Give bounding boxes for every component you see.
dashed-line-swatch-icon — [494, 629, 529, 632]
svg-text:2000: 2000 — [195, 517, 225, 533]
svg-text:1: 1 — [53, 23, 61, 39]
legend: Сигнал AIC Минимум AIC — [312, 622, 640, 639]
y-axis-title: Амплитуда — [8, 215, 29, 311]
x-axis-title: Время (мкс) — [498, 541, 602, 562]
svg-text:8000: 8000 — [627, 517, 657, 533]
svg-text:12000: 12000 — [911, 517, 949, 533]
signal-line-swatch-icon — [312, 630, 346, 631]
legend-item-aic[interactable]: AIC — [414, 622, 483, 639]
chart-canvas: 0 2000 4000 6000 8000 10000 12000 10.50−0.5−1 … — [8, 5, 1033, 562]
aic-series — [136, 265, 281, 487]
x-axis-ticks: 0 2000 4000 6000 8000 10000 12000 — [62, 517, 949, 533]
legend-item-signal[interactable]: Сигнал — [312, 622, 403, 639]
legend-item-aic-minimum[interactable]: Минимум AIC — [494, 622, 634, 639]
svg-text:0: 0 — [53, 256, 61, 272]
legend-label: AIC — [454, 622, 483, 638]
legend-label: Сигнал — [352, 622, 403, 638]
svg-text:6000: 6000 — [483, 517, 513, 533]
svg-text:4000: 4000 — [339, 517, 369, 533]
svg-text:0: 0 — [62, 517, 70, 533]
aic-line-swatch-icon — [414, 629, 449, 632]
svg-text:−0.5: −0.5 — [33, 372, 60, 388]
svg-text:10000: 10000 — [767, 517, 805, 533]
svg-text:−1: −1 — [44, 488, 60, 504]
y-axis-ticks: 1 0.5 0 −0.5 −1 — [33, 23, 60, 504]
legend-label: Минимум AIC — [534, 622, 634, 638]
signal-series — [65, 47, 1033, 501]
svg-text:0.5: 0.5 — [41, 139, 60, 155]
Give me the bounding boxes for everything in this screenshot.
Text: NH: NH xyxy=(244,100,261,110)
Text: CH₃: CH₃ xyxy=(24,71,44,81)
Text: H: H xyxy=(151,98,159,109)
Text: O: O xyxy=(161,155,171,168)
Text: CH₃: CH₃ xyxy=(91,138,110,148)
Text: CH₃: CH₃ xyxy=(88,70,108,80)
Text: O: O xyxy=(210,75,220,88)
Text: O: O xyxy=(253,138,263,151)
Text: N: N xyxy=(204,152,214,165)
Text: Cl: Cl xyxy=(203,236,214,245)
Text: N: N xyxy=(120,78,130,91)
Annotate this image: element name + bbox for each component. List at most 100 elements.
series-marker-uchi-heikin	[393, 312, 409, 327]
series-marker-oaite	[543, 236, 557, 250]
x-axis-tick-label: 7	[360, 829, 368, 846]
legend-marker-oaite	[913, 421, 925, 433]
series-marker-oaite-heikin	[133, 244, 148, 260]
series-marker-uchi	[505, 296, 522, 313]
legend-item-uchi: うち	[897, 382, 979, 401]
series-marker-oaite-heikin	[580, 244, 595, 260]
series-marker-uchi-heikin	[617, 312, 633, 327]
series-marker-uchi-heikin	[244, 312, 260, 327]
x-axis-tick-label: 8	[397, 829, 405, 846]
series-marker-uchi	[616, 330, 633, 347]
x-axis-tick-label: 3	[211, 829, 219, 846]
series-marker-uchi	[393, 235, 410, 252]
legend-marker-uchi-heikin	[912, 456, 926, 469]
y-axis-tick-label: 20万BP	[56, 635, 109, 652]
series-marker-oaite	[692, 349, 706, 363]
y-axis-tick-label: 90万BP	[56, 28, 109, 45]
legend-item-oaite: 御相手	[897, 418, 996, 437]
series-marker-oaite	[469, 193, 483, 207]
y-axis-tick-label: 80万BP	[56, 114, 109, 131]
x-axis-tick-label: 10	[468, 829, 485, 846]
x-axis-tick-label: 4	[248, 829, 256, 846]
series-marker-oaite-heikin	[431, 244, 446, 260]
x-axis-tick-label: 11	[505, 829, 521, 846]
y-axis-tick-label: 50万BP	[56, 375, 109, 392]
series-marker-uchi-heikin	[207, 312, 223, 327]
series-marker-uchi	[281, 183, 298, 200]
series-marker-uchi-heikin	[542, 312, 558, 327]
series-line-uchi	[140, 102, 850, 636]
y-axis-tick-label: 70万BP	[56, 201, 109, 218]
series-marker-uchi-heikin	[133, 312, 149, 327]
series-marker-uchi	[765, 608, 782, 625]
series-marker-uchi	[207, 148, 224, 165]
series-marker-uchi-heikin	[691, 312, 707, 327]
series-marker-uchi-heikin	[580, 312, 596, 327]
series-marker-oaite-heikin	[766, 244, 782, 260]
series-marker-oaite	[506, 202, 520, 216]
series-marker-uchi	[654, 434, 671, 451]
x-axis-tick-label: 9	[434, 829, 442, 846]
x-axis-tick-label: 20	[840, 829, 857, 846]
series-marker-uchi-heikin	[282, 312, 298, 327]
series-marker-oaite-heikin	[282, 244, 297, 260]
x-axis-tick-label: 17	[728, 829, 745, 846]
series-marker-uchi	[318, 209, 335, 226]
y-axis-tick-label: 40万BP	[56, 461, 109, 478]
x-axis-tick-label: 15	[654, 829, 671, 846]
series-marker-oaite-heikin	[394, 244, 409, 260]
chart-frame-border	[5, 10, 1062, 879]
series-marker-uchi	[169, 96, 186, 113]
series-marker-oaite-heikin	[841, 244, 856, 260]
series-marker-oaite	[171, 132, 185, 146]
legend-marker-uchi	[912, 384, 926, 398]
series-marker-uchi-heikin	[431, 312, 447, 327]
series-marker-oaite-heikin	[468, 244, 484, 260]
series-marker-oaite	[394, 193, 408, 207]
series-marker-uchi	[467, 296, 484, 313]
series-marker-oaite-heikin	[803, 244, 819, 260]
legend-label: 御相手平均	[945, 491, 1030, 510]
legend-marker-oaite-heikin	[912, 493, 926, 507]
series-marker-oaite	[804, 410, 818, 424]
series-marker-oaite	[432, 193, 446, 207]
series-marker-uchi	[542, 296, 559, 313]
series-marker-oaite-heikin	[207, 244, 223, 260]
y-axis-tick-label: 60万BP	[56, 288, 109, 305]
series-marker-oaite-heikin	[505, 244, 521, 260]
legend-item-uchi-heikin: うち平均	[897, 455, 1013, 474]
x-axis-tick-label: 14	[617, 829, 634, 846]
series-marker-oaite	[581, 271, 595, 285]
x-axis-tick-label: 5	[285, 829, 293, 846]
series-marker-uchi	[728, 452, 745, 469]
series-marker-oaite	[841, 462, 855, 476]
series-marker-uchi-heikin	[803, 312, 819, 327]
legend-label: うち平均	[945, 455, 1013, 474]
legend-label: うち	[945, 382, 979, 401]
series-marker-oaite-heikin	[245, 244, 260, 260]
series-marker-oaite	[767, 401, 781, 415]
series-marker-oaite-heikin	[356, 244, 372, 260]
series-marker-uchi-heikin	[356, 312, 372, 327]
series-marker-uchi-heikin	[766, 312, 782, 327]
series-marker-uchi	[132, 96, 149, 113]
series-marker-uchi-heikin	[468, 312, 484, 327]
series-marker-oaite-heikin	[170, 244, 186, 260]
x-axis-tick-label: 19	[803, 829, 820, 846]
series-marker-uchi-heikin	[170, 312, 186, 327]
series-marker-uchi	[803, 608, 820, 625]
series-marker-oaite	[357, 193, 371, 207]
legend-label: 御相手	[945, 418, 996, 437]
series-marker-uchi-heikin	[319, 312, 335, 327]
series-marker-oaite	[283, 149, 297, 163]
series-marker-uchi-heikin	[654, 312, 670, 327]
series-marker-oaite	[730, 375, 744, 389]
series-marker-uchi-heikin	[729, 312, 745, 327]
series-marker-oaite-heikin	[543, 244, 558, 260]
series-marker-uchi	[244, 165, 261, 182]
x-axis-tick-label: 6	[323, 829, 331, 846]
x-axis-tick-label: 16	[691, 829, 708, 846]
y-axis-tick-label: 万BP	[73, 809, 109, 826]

++++

> **WHAT THE TASK REQUIRES**: Copy out, word for word, the items above from the first line through the line containing "legend: Сигнал AIC", including both of those lines.

> **RESULT OF THIS TASK**:
Give bounding boxes for every component you see.
dashed-line-swatch-icon — [494, 629, 529, 632]
svg-text:2000: 2000 — [195, 517, 225, 533]
svg-text:1: 1 — [53, 23, 61, 39]
legend: Сигнал AIC Минимум AIC — [312, 622, 640, 639]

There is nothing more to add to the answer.